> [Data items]
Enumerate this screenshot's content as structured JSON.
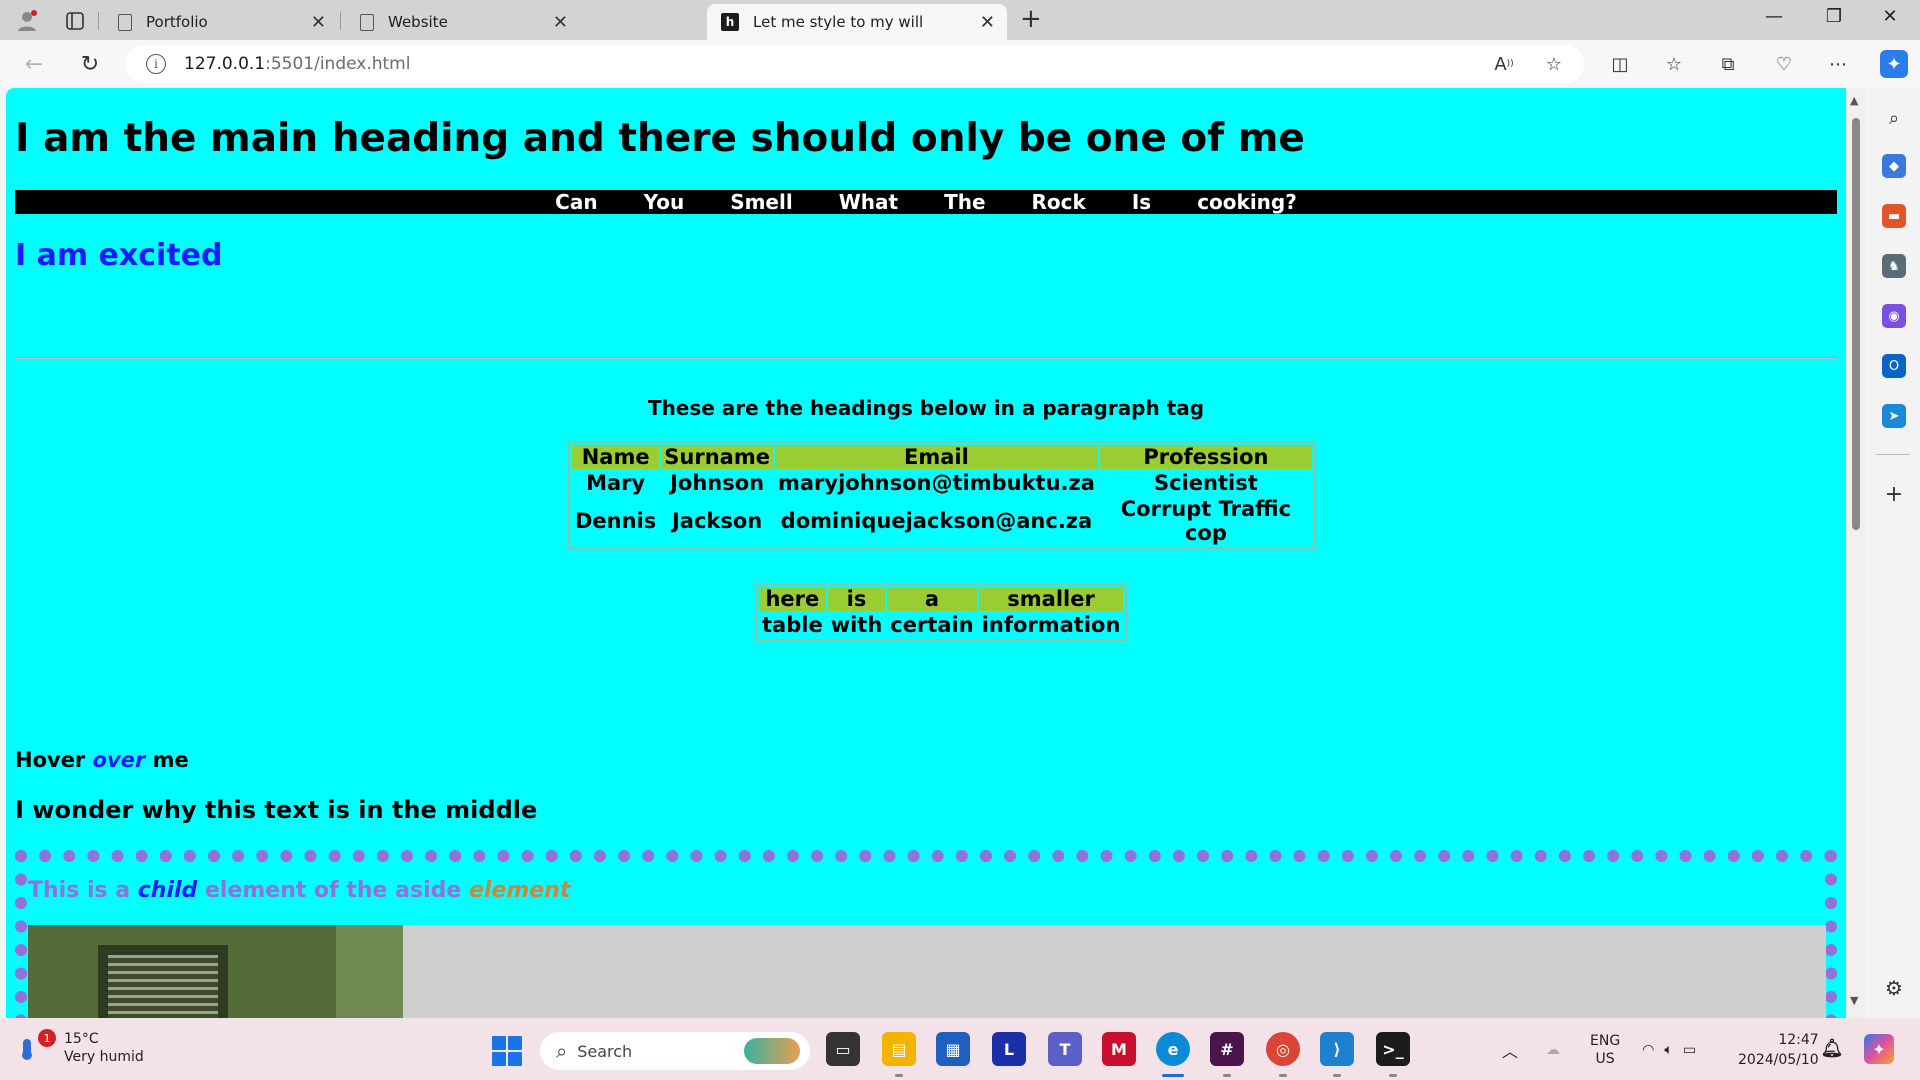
{
  "browser": {
    "tabs": [
      {
        "title": "Portfolio",
        "active": false
      },
      {
        "title": "Website",
        "active": false
      },
      {
        "title": "Let me style to my will",
        "active": true,
        "favicon_letter": "h"
      }
    ],
    "url_host": "127.0.0.1",
    "url_rest": ":5501/index.html"
  },
  "page": {
    "main_heading": "I am the main heading and there should only be one of me",
    "nav": [
      "Can",
      "You",
      "Smell",
      "What",
      "The",
      "Rock",
      "Is",
      "cooking?"
    ],
    "excited": "I am excited",
    "paragraph_heading": "These are the headings below in a paragraph tag",
    "main_table": {
      "headers": [
        "Name",
        "Surname",
        "Email",
        "Profession"
      ],
      "rows": [
        [
          "Mary",
          "Johnson",
          "maryjohnson@timbuktu.za",
          "Scientist"
        ],
        [
          "Dennis",
          "Jackson",
          "dominiquejackson@anc.za",
          "Corrupt Traffic cop"
        ]
      ]
    },
    "small_table": {
      "headers": [
        "here",
        "is",
        "a",
        "smaller"
      ],
      "rows": [
        [
          "table",
          "with",
          "certain",
          "information"
        ]
      ]
    },
    "hover": {
      "before": "Hover ",
      "em": "over",
      "after": " me"
    },
    "middle_text": "I wonder why this text is in the middle",
    "aside": {
      "part1": "This is a ",
      "child": "child",
      "part2": " element of the aside ",
      "element": "element"
    }
  },
  "colors": {
    "page_bg": "#00ffff",
    "nav_bg": "#000000",
    "table_header_bg": "#9acd32",
    "excited": "#1a1aff",
    "aside_border": "#9370db"
  },
  "taskbar": {
    "weather_temp": "15°C",
    "weather_desc": "Very humid",
    "weather_badge": "1",
    "search_placeholder": "Search",
    "lang_top": "ENG",
    "lang_bottom": "US",
    "time": "12:47",
    "date": "2024/05/10"
  }
}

> [EXERCISE AIM] Say how many lines hold the word "excited", giving the number and nothing else.

> [ANSWER TO THIS EXERCISE] 2